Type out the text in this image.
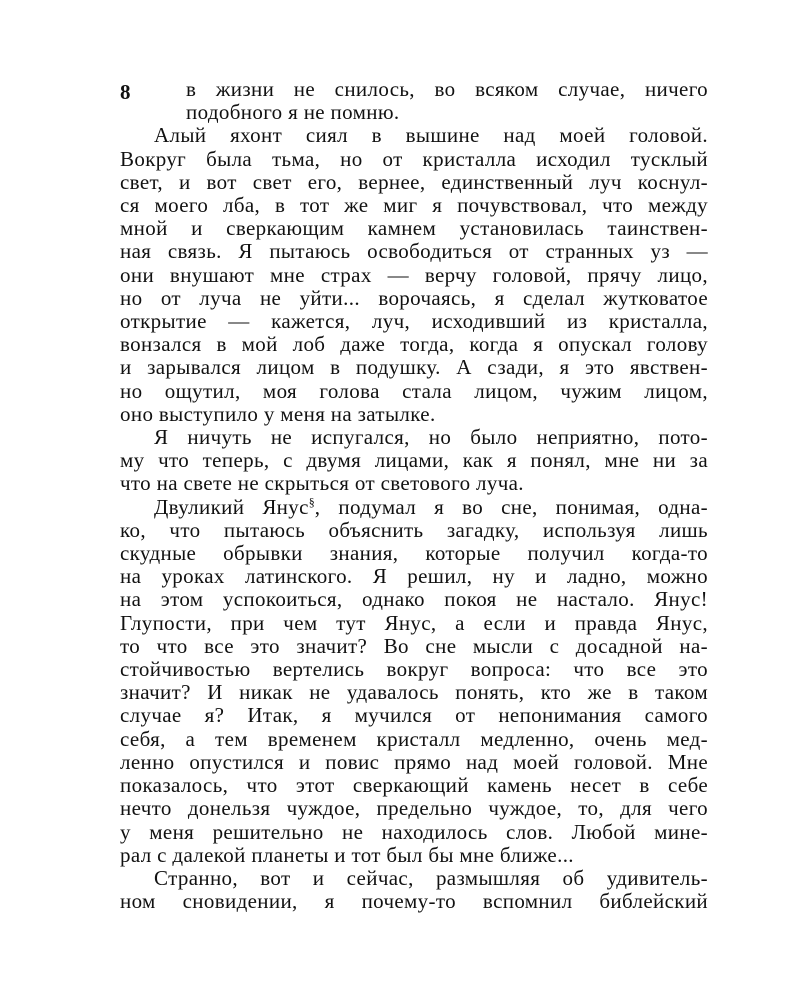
8	в жизни не снилось, во всяком случае, ничего
подобного я не помню.
Алый яхонт сиял в вышине над моей головой.
Вокруг была тьма, но от кристалла исходил тусклый
свет, и вот свет его, вернее, единственный луч коснул-
ся моего лба, в тот же миг я почувствовал, что между
мной и сверкающим камнем установилась таинствен-
ная связь. Я пытаюсь освободиться от странных уз —
они внушают мне страх — верчу головой, прячу лицо,
но от луча не уйти... ворочаясь, я сделал жутковатое
открытие — кажется, луч, исходивший из кристалла,
вонзался в мой лоб даже тогда, когда я опускал голову
и зарывался лицом в подушку. А сзади, я это явствен-
но ощутил, моя голова стала лицом, чужим лицом,
оно выступило у меня на затылке.
Я ничуть не испугался, но было неприятно, пото-
му что теперь, с двумя лицами, как я понял, мне ни за
что на свете не скрыться от светового луча.
Двуликий Янус§, подумал я во сне, понимая, одна-
ко, что пытаюсь объяснить загадку, используя лишь
скудные обрывки знания, которые получил когда-то
на уроках латинского. Я решил, ну и ладно, можно
на этом успокоиться, однако покоя не настало. Янус!
Глупости, при чем тут Янус, а если и правда Янус,
то что все это значит? Во сне мысли с досадной на-
стойчивостью вертелись вокруг вопроса: что все это
значит? И никак не удавалось понять, кто же в таком
случае я? Итак, я мучился от непонимания самого
себя, а тем временем кристалл медленно, очень мед-
ленно опустился и повис прямо над моей головой. Мне
показалось, что этот сверкающий камень несет в себе
нечто донельзя чуждое, предельно чуждое, то, для чего
у меня решительно не находилось слов. Любой мине-
рал с далекой планеты и тот был бы мне ближе...
Странно, вот и сейчас, размышляя об удивитель-
ном сновидении, я почему-то вспомнил библейский
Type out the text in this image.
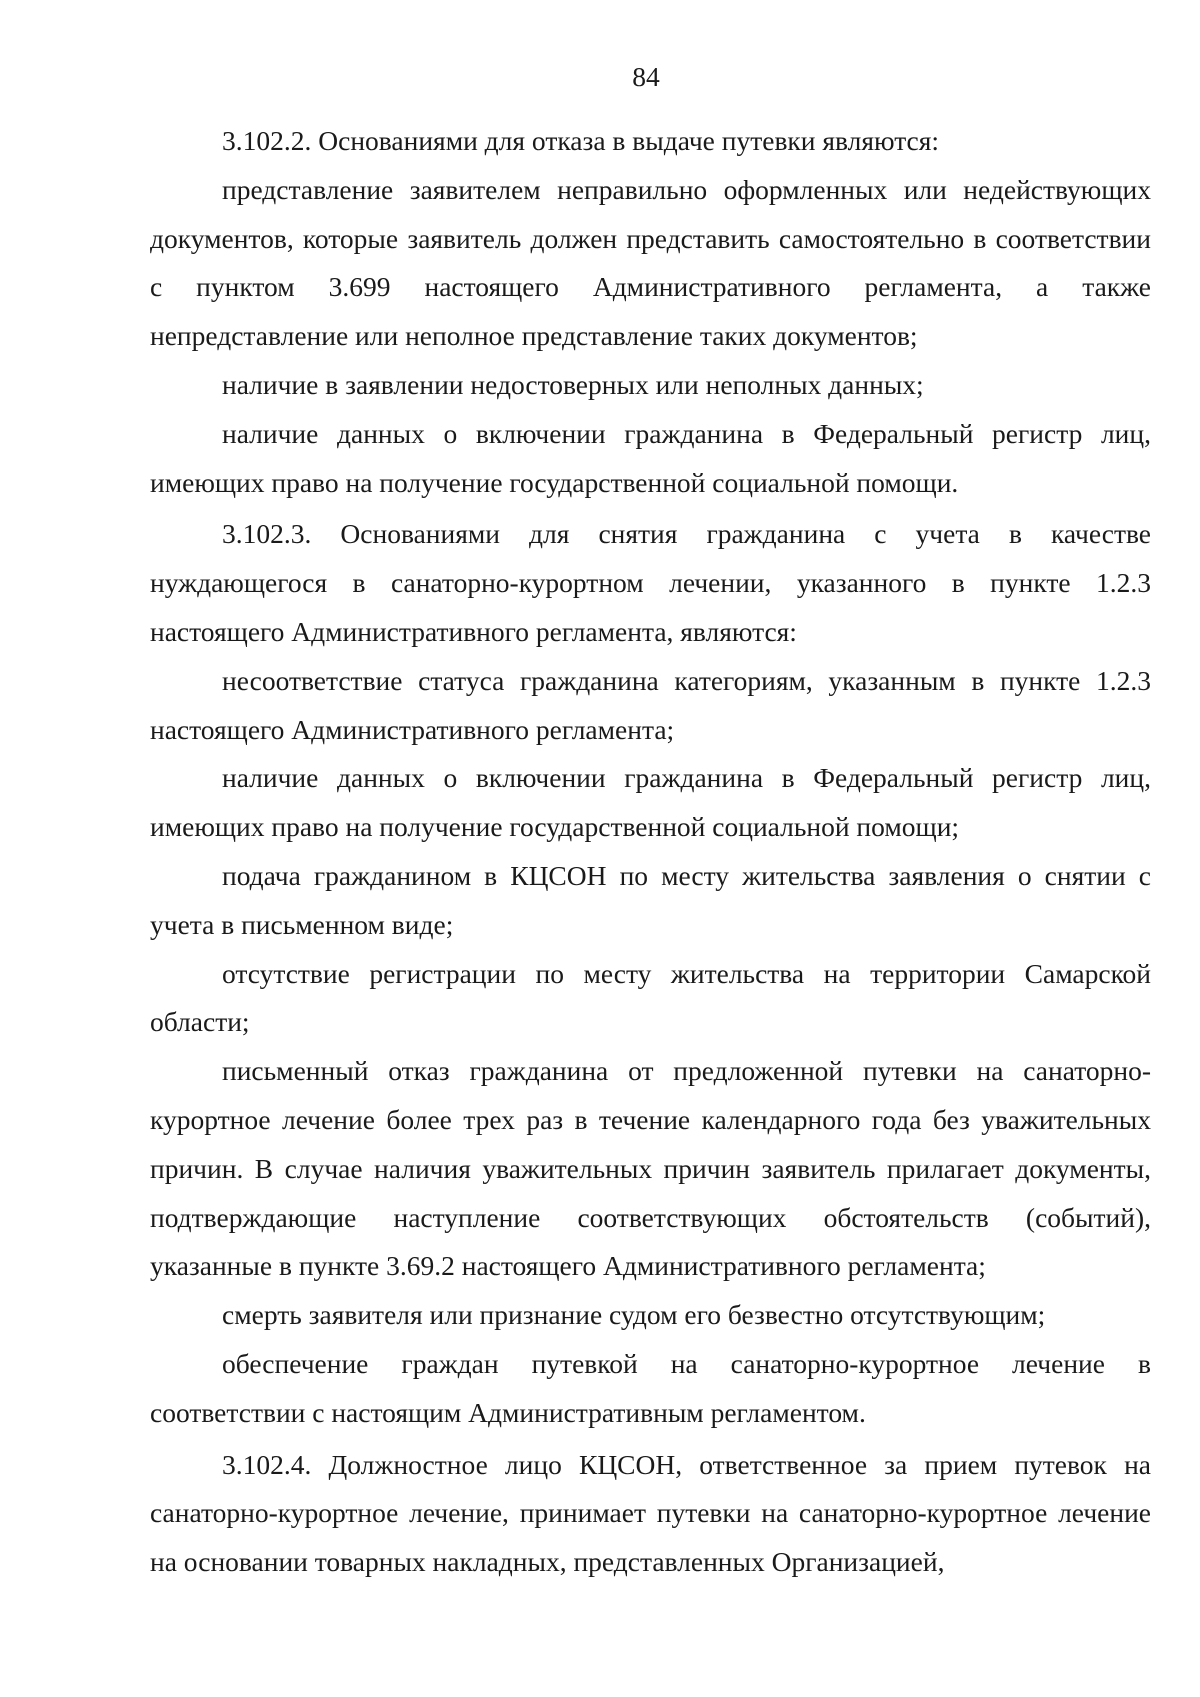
84

3.102.2. Основаниями для отказа в выдаче путевки являются:

представление заявителем неправильно оформленных или недействующих документов, которые заявитель должен представить самостоятельно в соответствии с пунктом 3.699 настоящего Административного регламента, а также непредставление или неполное представление таких документов;

наличие в заявлении недостоверных или неполных данных;

наличие данных о включении гражданина в Федеральный регистр лиц, имеющих право на получение государственной социальной помощи.

3.102.3. Основаниями для снятия гражданина с учета в качестве нуждающегося в санаторно-курортном лечении, указанного в пункте 1.2.3 настоящего Административного регламента, являются:

несоответствие статуса гражданина категориям, указанным в пункте 1.2.3 настоящего Административного регламента;

наличие данных о включении гражданина в Федеральный регистр лиц, имеющих право на получение государственной социальной помощи;

подача гражданином в КЦСОН по месту жительства заявления о снятии с учета в письменном виде;

отсутствие регистрации по месту жительства на территории Самарской области;

письменный отказ гражданина от предложенной путевки на санаторно-курортное лечение более трех раз в течение календарного года без уважительных причин. В случае наличия уважительных причин заявитель прилагает документы, подтверждающие наступление соответствующих обстоятельств (событий), указанные в пункте 3.69.2 настоящего Административного регламента;

смерть заявителя или признание судом его безвестно отсутствующим;

обеспечение граждан путевкой на санаторно-курортное лечение в соответствии с настоящим Административным регламентом.

3.102.4. Должностное лицо КЦСОН, ответственное за прием путевок на санаторно-курортное лечение, принимает путевки на санаторно-курортное лечение на основании товарных накладных, представленных Организацией,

*TASK BRIEF*: All lines that include "социальной" are to be gathered and copied.

*THE RESULT*:
наличие данных о включении гражданина в Федеральный регистр лиц, имеющих право на получение государственной социальной помощи.
наличие данных о включении гражданина в Федеральный регистр лиц, имеющих право на получение государственной социальной помощи;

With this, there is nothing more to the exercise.